» Task instructions:
Repeat each entry in full, exactly.

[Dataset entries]
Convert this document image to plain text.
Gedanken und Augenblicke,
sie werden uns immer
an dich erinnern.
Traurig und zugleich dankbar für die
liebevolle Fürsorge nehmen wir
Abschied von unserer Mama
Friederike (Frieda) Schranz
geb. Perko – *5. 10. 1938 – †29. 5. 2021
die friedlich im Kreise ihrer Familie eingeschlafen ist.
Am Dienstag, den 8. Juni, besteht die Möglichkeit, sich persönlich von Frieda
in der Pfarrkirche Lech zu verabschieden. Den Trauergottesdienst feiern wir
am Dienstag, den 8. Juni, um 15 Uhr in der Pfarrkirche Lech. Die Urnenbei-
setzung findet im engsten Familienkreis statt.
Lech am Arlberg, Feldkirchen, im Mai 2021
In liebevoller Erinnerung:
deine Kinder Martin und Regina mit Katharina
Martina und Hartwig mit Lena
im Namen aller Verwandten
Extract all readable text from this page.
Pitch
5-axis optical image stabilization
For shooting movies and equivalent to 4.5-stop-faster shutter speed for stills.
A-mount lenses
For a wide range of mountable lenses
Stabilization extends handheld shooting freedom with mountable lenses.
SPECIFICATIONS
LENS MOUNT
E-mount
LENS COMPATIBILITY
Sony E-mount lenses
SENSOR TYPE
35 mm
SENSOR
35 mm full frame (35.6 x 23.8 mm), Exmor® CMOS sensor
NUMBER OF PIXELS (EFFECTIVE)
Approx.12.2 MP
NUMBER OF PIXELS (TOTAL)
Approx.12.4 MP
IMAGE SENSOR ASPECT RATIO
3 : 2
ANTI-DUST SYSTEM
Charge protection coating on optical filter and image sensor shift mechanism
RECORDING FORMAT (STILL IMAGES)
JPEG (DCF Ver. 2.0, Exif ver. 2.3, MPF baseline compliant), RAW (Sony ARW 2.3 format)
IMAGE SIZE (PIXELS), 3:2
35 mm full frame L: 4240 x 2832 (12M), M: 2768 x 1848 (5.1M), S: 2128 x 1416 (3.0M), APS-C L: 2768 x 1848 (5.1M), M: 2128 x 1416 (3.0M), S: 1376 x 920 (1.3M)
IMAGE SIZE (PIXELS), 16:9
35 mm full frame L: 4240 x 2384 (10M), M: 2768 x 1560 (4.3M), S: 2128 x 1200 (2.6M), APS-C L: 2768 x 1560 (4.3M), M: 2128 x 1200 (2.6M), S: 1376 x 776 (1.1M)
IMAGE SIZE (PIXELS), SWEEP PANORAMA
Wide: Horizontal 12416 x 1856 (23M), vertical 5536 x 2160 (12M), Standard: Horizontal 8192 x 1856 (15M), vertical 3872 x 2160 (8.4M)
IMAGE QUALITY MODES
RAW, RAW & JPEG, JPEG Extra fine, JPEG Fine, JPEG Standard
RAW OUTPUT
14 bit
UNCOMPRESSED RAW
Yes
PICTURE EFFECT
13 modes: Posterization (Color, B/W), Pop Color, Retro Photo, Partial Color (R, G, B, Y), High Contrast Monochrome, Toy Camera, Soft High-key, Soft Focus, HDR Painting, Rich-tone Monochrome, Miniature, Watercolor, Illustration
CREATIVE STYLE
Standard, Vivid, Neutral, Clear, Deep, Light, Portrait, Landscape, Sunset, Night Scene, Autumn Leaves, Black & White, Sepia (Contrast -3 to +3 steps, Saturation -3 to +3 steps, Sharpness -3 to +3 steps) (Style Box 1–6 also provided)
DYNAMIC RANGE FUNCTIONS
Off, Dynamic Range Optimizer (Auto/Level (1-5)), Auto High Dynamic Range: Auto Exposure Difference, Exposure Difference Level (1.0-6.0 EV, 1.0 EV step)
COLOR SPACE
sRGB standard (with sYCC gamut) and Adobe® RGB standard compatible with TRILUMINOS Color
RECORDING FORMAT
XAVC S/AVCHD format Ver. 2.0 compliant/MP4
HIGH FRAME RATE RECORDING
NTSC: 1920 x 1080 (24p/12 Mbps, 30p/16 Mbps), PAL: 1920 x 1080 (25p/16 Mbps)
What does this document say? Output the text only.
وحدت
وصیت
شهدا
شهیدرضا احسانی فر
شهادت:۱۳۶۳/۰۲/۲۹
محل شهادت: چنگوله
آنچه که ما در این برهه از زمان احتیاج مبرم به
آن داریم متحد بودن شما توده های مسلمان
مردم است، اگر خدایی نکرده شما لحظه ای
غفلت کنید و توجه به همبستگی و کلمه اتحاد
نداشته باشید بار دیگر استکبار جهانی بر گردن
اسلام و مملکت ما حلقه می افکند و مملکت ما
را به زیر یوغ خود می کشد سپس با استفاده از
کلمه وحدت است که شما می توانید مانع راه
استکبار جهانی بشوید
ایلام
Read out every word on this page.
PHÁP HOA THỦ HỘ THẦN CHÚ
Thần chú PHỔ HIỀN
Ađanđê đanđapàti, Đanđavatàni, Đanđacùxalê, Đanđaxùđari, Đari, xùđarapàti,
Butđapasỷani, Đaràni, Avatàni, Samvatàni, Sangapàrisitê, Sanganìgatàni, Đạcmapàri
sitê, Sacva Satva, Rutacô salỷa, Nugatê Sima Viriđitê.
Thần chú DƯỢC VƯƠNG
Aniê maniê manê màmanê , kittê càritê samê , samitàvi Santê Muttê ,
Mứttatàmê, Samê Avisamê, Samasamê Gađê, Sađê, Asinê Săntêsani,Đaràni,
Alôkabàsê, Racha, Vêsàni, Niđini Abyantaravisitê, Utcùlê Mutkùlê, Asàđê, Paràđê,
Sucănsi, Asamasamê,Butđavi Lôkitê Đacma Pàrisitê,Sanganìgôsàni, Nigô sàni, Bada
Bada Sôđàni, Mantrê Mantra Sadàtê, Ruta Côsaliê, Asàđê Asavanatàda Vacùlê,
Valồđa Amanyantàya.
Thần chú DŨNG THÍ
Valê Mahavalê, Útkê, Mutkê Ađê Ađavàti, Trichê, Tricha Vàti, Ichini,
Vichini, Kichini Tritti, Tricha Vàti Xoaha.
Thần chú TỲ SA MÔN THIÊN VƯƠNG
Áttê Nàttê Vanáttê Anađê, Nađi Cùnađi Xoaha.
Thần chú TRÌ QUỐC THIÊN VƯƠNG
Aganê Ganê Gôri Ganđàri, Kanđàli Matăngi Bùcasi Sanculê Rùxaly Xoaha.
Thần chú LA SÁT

» Result for this task:
Convert this document image to plain text.
Gedanken und Augenblicke,
sie werden uns immer
an dich erinnern.
Traurig und zugleich dankbar für die
liebevolle Fürsorge nehmen wir
Abschied von unserer Mama
Friederike (Frieda) Schranz
geb. Perko – *5. 10. 1938 – †29. 5. 2021
die friedlich im Kreise ihrer Familie eingeschlafen ist.
Am Dienstag, den 8. Juni, besteht die Möglichkeit, sich persönlich von Frieda
in der Pfarrkirche Lech zu verabschieden. Den Trauergottesdienst feiern wir
am Dienstag, den 8. Juni, um 15 Uhr in der Pfarrkirche Lech. Die Urnenbei-
setzung findet im engsten Familienkreis statt.
Lech am Arlberg, Feldkirchen, im Mai 2021
In liebevoller Erinnerung:
deine Kinder Martin und Regina mit Katharina
Martina und Hartwig mit Lena
im Namen aller Verwandten
Extract all readable text from this page.
Pitch
5-axis optical image stabilization
For shooting movies and equivalent to 4.5-stop-faster shutter speed for stills.
A-mount lenses
For a wide range of mountable lenses
Stabilization extends handheld shooting freedom with mountable lenses.
SPECIFICATIONS
LENS MOUNT
E-mount
LENS COMPATIBILITY
Sony E-mount lenses
SENSOR TYPE
35 mm
SENSOR
35 mm full frame (35.6 x 23.8 mm), Exmor® CMOS sensor
NUMBER OF PIXELS (EFFECTIVE)
Approx.12.2 MP
NUMBER OF PIXELS (TOTAL)
Approx.12.4 MP
IMAGE SENSOR ASPECT RATIO
3 : 2
ANTI-DUST SYSTEM
Charge protection coating on optical filter and image sensor shift mechanism
RECORDING FORMAT (STILL IMAGES)
JPEG (DCF Ver. 2.0, Exif ver. 2.3, MPF baseline compliant), RAW (Sony ARW 2.3 format)
IMAGE SIZE (PIXELS), 3:2
35 mm full frame L: 4240 x 2832 (12M), M: 2768 x 1848 (5.1M), S: 2128 x 1416 (3.0M), APS-C L: 2768 x 1848 (5.1M), M: 2128 x 1416 (3.0M), S: 1376 x 920 (1.3M)
IMAGE SIZE (PIXELS), 16:9
35 mm full frame L: 4240 x 2384 (10M), M: 2768 x 1560 (4.3M), S: 2128 x 1200 (2.6M), APS-C L: 2768 x 1560 (4.3M), M: 2128 x 1200 (2.6M), S: 1376 x 776 (1.1M)
IMAGE SIZE (PIXELS), SWEEP PANORAMA
Wide: Horizontal 12416 x 1856 (23M), vertical 5536 x 2160 (12M), Standard: Horizontal 8192 x 1856 (15M), vertical 3872 x 2160 (8.4M)
IMAGE QUALITY MODES
RAW, RAW & JPEG, JPEG Extra fine, JPEG Fine, JPEG Standard
RAW OUTPUT
14 bit
UNCOMPRESSED RAW
Yes
PICTURE EFFECT
13 modes: Posterization (Color, B/W), Pop Color, Retro Photo, Partial Color (R, G, B, Y), High Contrast Monochrome, Toy Camera, Soft High-key, Soft Focus, HDR Painting, Rich-tone Monochrome, Miniature, Watercolor, Illustration
CREATIVE STYLE
Standard, Vivid, Neutral, Clear, Deep, Light, Portrait, Landscape, Sunset, Night Scene, Autumn Leaves, Black & White, Sepia (Contrast -3 to +3 steps, Saturation -3 to +3 steps, Sharpness -3 to +3 steps) (Style Box 1–6 also provided)
DYNAMIC RANGE FUNCTIONS
Off, Dynamic Range Optimizer (Auto/Level (1-5)), Auto High Dynamic Range: Auto Exposure Difference, Exposure Difference Level (1.0-6.0 EV, 1.0 EV step)
COLOR SPACE
sRGB standard (with sYCC gamut) and Adobe® RGB standard compatible with TRILUMINOS Color
RECORDING FORMAT
XAVC S/AVCHD format Ver. 2.0 compliant/MP4
HIGH FRAME RATE RECORDING
NTSC: 1920 x 1080 (24p/12 Mbps, 30p/16 Mbps), PAL: 1920 x 1080 (25p/16 Mbps)
What does this document say? Output the text only.
وحدت
وصیت
شهدا
شهیدرضا احسانی فر
شهادت:۱۳۶۳/۰۲/۲۹
محل شهادت: چنگوله
آنچه که ما در این برهه از زمان احتیاج مبرم به
آن داریم متحد بودن شما توده های مسلمان
مردم است، اگر خدایی نکرده شما لحظه ای
غفلت کنید و توجه به همبستگی و کلمه اتحاد
نداشته باشید بار دیگر استکبار جهانی بر گردن
اسلام و مملکت ما حلقه می افکند و مملکت ما
را به زیر یوغ خود می کشد سپس با استفاده از
کلمه وحدت است که شما می توانید مانع راه
استکبار جهانی بشوید
ایلام
Read out every word on this page.
PHÁP HOA THỦ HỘ THẦN CHÚ
Thần chú PHỔ HIỀN
Ađanđê đanđapàti, Đanđavatàni, Đanđacùxalê, Đanđaxùđari, Đari, xùđarapàti,
Butđapasỷani, Đaràni, Avatàni, Samvatàni, Sangapàrisitê, Sanganìgatàni, Đạcmapàri
sitê, Sacva Satva, Rutacô salỷa, Nugatê Sima Viriđitê.
Thần chú DƯỢC VƯƠNG
Aniê maniê manê màmanê , kittê càritê samê , samitàvi Santê Muttê ,
Mứttatàmê, Samê Avisamê, Samasamê Gađê, Sađê, Asinê Săntêsani,Đaràni,
Alôkabàsê, Racha, Vêsàni, Niđini Abyantaravisitê, Utcùlê Mutkùlê, Asàđê, Paràđê,
Sucănsi, Asamasamê,Butđavi Lôkitê Đacma Pàrisitê,Sanganìgôsàni, Nigô sàni, Bada
Bada Sôđàni, Mantrê Mantra Sadàtê, Ruta Côsaliê, Asàđê Asavanatàda Vacùlê,
Valồđa Amanyantàya.
Thần chú DŨNG THÍ
Valê Mahavalê, Útkê, Mutkê Ađê Ađavàti, Trichê, Tricha Vàti, Ichini,
Vichini, Kichini Tritti, Tricha Vàti Xoaha.
Thần chú TỲ SA MÔN THIÊN VƯƠNG
Áttê Nàttê Vanáttê Anađê, Nađi Cùnađi Xoaha.
Thần chú TRÌ QUỐC THIÊN VƯƠNG
Aganê Ganê Gôri Ganđàri, Kanđàli Matăngi Bùcasi Sanculê Rùxaly Xoaha.
Thần chú LA SÁT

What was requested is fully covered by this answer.